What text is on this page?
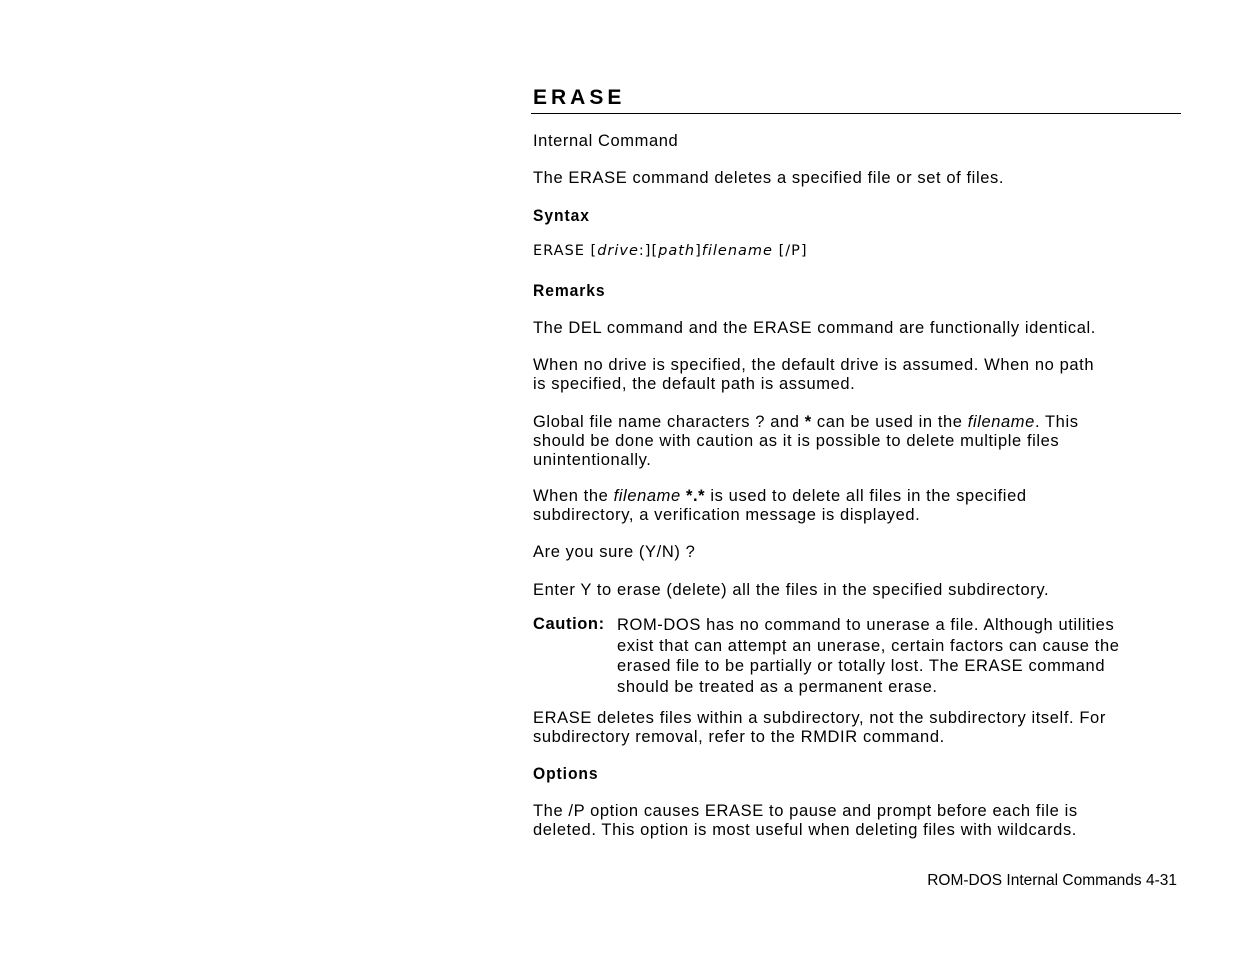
ERASE

Internal Command

The ERASE command deletes a specified file or set of files.

Syntax

ERASE [drive:][path]filename [/P]

Remarks

The DEL command and the ERASE command are functionally identical.

When no drive is specified, the default drive is assumed. When no path
is specified, the default path is assumed.

Global file name characters ? and * can be used in the filename. This
should be done with caution as it is possible to delete multiple files
unintentionally.

When the filename *.* is used to delete all files in the specified
subdirectory, a verification message is displayed.

Are you sure (Y/N) ?

Enter Y to erase (delete) all the files in the specified subdirectory.

Caution: ROM-DOS has no command to unerase a file. Although utilities
exist that can attempt an unerase, certain factors can cause the
erased file to be partially or totally lost. The ERASE command
should be treated as a permanent erase.

ERASE deletes files within a subdirectory, not the subdirectory itself. For
subdirectory removal, refer to the RMDIR command.

Options

The /P option causes ERASE to pause and prompt before each file is
deleted. This option is most useful when deleting files with wildcards.

ROM-DOS Internal Commands 4-31
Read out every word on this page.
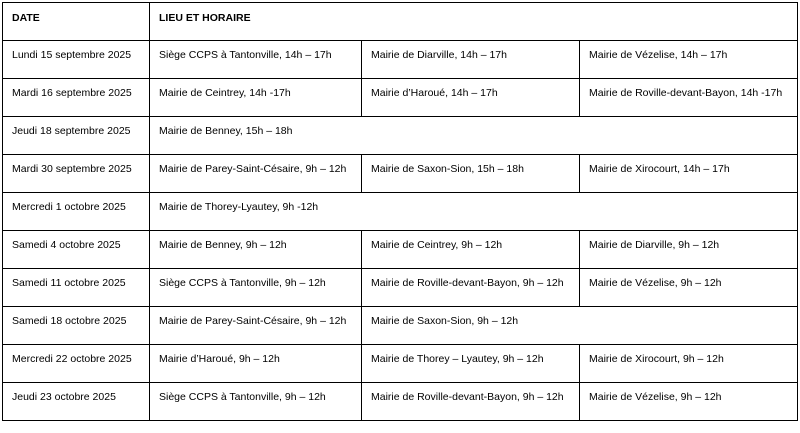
DATE	LIEU ET HORAIRE		
Lundi 15 septembre 2025	Siège CCPS à Tantonville, 14h – 17h	Mairie de Diarville, 14h – 17h	Mairie de Vézelise, 14h – 17h
Mardi 16 septembre 2025	Mairie de Ceintrey, 14h -17h	Mairie d’Haroué, 14h – 17h	Mairie de Roville-devant-Bayon, 14h -17h
Jeudi 18 septembre 2025	Mairie de Benney, 15h – 18h		
Mardi 30 septembre 2025	Mairie de Parey-Saint-Césaire, 9h – 12h	Mairie de Saxon-Sion, 15h – 18h	Mairie de Xirocourt, 14h – 17h
Mercredi 1 octobre 2025	Mairie de Thorey-Lyautey, 9h -12h		
Samedi 4 octobre 2025	Mairie de Benney, 9h – 12h	Mairie de Ceintrey, 9h – 12h	Mairie de Diarville, 9h – 12h
Samedi 11 octobre 2025	Siège CCPS à Tantonville, 9h – 12h	Mairie de Roville-devant-Bayon, 9h – 12h	Mairie de Vézelise, 9h – 12h
Samedi 18 octobre 2025	Mairie de Parey-Saint-Césaire, 9h – 12h	Mairie de Saxon-Sion, 9h – 12h	
Mercredi 22 octobre 2025	Mairie d’Haroué, 9h – 12h	Mairie de Thorey – Lyautey, 9h – 12h	Mairie de Xirocourt, 9h – 12h
Jeudi 23 octobre 2025	Siège CCPS à Tantonville, 9h – 12h	Mairie de Roville-devant-Bayon, 9h – 12h	Mairie de Vézelise, 9h – 12h
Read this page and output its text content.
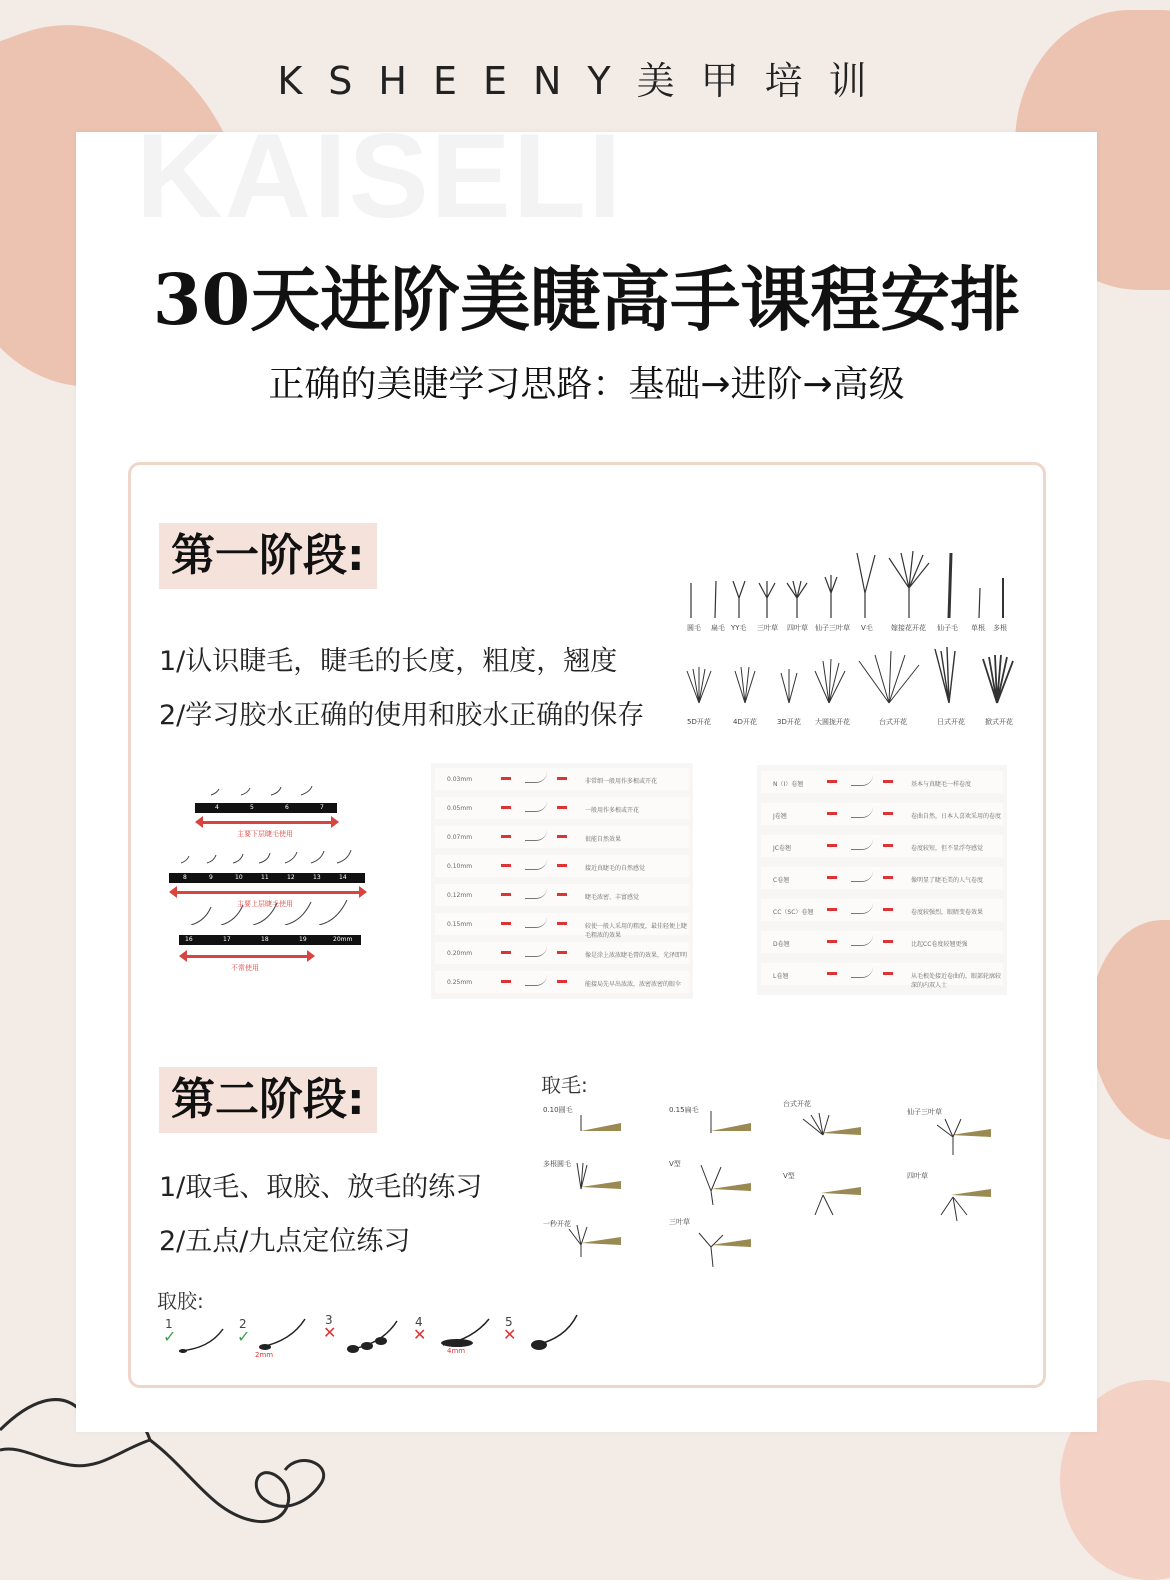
KSHEENY美甲培训
KAISELI
30天进阶美睫高手课程安排
正确的美睫学习思路：基础→进阶→高级
第一阶段:
1/认识睫毛，睫毛的长度，粗度，翘度
2/学习胶水正确的使用和胶水正确的保存
圆毛 扁毛 YY毛 三叶草 四叶草 仙子三叶草 V毛	嫁接花开花 仙子毛 单根 多根
5D开花	4D开花	3D开花 大圆拢开花	台式开花	日式开花	掀式开花
4	5	6	7
主要下层睫毛使用
8	9	10	11	12	13	14
主要上层睫毛使用
16	17	18	19	20mm
不常使用
0.03mm	非常细一般用作多根或开花
0.05mm	一般用作多根或开花
0.07mm	很能自然效果
0.10mm	接近真睫毛的自然感觉
0.12mm	睫毛浓密、丰富感觉
0.15mm	较使一般人采用的粗度，最佳轻便上睫毛粗浓的效果
0.20mm	像是涂上浓浓睫毛膏的效果，光泽即明
0.25mm	能接局先早出浓浓，浓密浓密的眼伞
N（I）卷翘	基本与真睫毛一样卷度
J卷翘	卷曲自然，日本人喜欢采用的卷度
JC卷翘	卷度较短，但不显浮夸感觉
C卷翘	像明显了睫毛美的人气卷度
CC（SC）卷翘	卷度较强烈，眼睛变卷效果
D卷翘	比起CC卷度较翘更强
L卷翘	从毛根处接近卷曲的，眼部轮廓较深的内双人士
第二阶段:
1/取毛、取胶、放毛的练习
2/五点/九点定位练习
取毛:
0.10圆毛	0.15扁毛
台式开花
仙子三叶草
多根圆毛	V型
V型	四叶草
一秒开花	三叶草
取胶:
1
✓
2
✓
3
✕
4
✕
5
✕
2mm	4mm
■ ■ ■
### To be done:
Show the lines of the data that hold the word "Samedi".

### In response:
Samedi 4 octobre 2025	Mairie de Benney, 9h – 12h	Mairie de Ceintrey, 9h – 12h	Mairie de Diarville, 9h – 12h
Samedi 11 octobre 2025	Siège CCPS à Tantonville, 9h – 12h	Mairie de Roville-devant-Bayon, 9h – 12h	Mairie de Vézelise, 9h – 12h
Samedi 18 octobre 2025	Mairie de Parey-Saint-Césaire, 9h – 12h	Mairie de Saxon-Sion, 9h – 12h	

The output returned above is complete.